▼▼▼
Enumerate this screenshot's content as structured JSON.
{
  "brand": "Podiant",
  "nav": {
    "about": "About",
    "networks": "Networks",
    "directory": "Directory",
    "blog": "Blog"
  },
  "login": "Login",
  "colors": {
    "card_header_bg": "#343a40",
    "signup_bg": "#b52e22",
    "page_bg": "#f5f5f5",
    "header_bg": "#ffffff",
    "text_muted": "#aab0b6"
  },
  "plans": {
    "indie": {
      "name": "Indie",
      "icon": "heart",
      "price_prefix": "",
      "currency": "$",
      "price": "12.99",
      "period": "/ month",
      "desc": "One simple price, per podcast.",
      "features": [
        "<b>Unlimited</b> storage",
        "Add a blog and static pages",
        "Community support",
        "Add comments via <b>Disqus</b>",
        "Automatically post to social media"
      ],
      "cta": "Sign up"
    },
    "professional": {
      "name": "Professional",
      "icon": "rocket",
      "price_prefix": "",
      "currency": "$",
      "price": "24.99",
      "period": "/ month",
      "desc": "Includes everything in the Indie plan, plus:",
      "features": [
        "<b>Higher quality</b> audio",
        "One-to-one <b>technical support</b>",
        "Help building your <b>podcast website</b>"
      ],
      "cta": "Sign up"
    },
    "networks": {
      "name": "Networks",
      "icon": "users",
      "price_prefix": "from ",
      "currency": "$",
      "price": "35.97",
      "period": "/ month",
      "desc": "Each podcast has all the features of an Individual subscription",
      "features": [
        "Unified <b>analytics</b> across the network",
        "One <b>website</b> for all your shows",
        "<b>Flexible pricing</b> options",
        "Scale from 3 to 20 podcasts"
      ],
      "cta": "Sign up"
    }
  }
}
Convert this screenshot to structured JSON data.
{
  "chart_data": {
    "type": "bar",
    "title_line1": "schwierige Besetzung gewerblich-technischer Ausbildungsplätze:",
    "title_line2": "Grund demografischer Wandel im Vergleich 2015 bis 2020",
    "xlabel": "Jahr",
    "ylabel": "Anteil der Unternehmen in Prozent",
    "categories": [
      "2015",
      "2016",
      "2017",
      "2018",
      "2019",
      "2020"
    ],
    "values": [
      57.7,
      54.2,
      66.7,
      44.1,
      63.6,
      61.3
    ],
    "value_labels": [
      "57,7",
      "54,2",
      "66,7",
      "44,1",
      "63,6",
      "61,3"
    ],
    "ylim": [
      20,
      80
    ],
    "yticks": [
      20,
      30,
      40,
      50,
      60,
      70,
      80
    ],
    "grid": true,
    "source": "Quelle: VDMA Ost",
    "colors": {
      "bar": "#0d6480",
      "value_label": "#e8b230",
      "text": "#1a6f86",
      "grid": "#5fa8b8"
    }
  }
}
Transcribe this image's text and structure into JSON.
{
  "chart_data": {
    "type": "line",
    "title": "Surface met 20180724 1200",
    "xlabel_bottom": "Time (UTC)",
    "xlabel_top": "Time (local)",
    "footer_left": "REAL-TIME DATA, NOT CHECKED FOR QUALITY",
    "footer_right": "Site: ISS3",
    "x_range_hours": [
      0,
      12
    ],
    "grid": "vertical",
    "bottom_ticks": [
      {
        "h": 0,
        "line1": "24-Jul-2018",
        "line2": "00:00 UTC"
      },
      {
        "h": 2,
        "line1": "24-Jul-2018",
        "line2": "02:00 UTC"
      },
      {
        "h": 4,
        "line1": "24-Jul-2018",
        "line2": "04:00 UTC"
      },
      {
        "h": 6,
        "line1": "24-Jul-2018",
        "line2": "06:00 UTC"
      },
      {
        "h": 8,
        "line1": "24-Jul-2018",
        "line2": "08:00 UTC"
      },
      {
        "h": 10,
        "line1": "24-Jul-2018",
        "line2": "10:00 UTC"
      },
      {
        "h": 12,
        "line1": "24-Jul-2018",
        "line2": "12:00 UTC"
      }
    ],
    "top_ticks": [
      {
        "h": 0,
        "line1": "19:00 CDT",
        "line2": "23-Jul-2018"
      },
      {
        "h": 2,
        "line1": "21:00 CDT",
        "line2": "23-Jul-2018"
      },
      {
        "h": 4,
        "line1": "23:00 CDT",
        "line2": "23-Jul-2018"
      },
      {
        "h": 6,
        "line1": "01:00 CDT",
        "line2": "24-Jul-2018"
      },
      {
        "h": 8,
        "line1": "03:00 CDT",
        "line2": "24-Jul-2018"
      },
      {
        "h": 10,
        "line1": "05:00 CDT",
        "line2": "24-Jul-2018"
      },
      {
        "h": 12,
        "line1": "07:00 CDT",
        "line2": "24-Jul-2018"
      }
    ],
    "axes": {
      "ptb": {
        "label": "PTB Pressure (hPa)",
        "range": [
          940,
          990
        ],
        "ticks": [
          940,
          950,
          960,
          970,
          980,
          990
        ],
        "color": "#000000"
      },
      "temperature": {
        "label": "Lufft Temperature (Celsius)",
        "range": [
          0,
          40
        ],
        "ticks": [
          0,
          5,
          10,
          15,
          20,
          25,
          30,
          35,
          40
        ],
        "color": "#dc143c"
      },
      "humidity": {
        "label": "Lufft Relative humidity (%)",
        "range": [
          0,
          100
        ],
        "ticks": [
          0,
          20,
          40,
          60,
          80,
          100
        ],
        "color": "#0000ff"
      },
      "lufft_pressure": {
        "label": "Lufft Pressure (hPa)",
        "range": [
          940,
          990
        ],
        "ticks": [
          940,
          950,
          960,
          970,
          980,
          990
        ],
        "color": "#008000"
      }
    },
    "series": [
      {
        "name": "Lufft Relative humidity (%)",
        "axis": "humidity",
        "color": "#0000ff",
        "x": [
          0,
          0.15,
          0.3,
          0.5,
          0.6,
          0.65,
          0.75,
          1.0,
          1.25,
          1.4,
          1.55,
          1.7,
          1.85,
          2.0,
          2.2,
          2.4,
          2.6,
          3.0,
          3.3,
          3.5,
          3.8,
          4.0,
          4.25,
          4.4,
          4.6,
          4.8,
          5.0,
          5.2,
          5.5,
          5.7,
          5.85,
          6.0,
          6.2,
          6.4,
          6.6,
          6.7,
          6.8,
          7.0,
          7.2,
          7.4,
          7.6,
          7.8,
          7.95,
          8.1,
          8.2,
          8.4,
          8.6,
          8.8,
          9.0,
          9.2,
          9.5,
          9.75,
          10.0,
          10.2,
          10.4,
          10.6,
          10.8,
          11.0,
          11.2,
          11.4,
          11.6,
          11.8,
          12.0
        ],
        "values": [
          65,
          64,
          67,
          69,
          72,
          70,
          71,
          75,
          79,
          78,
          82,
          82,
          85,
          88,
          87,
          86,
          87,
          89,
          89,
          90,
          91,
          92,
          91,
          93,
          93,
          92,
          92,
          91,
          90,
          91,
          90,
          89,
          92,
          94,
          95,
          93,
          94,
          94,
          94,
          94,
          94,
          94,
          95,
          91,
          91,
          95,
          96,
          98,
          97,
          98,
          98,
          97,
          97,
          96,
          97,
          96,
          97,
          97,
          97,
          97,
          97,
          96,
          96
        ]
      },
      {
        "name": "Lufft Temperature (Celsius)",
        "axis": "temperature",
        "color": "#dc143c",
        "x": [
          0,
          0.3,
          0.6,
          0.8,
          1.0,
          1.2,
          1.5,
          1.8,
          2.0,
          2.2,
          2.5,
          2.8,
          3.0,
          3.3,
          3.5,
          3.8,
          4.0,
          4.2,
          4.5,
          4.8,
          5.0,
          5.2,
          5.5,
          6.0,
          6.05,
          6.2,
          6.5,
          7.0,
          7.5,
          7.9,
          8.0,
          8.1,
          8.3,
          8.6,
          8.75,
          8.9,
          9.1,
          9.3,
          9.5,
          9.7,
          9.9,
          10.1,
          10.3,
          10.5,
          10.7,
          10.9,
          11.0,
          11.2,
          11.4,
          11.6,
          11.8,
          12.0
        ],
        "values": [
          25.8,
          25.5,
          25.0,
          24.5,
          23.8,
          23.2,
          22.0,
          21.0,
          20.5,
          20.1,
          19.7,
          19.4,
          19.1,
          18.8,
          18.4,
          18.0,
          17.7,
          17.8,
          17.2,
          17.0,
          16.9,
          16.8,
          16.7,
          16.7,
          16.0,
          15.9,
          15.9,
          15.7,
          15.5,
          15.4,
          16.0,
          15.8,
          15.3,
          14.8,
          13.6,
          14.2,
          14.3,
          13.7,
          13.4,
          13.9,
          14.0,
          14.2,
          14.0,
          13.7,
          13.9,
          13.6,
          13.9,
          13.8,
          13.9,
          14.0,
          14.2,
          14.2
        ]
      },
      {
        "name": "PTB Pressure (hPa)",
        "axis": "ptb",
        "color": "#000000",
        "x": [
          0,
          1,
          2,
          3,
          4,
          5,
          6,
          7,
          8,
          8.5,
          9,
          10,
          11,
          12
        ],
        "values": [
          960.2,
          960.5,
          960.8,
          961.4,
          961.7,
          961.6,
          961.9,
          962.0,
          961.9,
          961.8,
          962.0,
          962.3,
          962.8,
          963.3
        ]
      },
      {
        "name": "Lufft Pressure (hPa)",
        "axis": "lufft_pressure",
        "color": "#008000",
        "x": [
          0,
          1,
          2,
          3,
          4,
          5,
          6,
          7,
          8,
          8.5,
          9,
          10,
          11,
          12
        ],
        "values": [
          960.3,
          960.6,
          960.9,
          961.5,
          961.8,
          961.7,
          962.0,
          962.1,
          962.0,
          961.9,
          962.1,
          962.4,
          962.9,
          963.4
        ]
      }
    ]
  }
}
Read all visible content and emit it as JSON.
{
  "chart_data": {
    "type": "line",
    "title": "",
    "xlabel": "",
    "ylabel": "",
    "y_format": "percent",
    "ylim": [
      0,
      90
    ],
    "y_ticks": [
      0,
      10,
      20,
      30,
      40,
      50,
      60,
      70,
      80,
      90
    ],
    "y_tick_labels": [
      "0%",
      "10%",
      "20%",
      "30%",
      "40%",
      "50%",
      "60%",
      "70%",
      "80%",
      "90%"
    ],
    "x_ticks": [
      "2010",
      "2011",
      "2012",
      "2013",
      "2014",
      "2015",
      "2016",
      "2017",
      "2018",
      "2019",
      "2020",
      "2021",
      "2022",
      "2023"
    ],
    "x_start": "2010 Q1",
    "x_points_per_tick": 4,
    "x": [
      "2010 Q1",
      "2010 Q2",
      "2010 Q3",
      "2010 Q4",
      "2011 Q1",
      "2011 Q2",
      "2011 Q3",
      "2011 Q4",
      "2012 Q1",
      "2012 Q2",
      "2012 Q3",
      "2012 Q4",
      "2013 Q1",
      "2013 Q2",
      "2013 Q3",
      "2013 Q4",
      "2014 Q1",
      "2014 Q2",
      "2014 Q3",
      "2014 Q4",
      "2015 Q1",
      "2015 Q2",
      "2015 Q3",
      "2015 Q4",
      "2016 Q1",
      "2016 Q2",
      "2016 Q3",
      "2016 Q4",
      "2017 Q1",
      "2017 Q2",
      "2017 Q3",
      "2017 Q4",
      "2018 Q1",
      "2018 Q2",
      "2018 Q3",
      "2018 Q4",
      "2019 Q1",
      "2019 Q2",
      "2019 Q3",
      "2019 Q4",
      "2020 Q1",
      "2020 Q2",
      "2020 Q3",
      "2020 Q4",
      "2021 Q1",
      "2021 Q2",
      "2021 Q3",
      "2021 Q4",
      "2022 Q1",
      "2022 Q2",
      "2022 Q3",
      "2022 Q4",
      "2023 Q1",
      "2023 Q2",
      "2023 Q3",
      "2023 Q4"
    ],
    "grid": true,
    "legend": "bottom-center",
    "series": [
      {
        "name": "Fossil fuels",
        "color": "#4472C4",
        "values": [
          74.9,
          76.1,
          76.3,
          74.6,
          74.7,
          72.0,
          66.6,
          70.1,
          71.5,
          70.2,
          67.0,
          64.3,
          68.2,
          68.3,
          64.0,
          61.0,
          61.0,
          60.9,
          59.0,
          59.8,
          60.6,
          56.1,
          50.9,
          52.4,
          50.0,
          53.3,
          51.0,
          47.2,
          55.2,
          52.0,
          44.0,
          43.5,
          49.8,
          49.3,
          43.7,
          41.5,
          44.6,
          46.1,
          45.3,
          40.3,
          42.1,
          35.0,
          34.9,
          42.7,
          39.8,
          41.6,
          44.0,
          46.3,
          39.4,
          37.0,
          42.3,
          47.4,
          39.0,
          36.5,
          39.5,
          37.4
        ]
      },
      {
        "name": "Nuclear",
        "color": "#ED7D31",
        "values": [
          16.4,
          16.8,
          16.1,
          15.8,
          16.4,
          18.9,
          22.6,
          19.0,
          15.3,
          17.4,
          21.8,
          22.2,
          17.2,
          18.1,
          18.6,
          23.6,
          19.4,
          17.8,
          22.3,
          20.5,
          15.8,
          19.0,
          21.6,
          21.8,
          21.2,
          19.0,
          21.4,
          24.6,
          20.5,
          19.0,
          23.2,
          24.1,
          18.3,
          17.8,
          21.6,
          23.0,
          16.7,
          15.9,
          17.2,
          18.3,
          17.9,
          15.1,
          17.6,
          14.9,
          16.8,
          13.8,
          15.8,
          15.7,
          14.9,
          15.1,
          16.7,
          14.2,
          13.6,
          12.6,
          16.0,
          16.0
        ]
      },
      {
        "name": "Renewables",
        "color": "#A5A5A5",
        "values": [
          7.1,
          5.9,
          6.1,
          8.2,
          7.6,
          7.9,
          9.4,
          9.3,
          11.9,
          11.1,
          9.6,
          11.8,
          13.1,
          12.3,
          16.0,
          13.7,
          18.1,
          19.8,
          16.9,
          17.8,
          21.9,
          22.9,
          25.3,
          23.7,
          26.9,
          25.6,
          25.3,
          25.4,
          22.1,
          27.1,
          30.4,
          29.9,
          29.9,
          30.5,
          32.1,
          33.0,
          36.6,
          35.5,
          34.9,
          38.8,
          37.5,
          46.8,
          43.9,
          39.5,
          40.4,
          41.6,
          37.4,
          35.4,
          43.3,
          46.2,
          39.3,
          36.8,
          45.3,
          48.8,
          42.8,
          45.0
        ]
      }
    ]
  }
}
▲▲▲
◆ Exercise requirements:
Say how many lines include the word "grid"; reply with the number alone.

◆ Written answer:
4